### DIRECTION
Below are the records. Count the lines containing the string "title", and reply with the number alone.

### DATA SHOWN
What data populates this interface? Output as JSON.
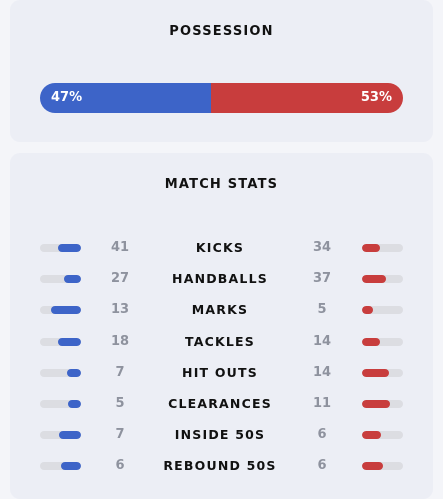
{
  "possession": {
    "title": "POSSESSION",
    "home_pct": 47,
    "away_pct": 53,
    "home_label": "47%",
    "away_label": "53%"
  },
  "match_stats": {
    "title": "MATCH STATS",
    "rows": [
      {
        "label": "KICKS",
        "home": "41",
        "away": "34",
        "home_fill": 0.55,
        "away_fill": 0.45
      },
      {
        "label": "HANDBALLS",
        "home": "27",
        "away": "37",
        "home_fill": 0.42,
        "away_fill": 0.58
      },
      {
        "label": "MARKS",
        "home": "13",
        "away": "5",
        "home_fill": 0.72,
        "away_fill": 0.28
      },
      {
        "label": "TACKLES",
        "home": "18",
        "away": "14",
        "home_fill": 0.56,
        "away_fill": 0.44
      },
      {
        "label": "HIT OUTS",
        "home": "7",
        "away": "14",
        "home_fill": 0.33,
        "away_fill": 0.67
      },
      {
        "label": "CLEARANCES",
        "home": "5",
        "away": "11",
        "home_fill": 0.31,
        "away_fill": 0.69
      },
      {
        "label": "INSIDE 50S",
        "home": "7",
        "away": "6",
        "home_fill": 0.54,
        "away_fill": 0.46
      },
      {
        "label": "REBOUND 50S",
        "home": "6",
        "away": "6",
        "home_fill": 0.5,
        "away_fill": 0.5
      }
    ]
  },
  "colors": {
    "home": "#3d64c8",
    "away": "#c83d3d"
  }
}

### SOLUTION FOR THIS EXERCISE
2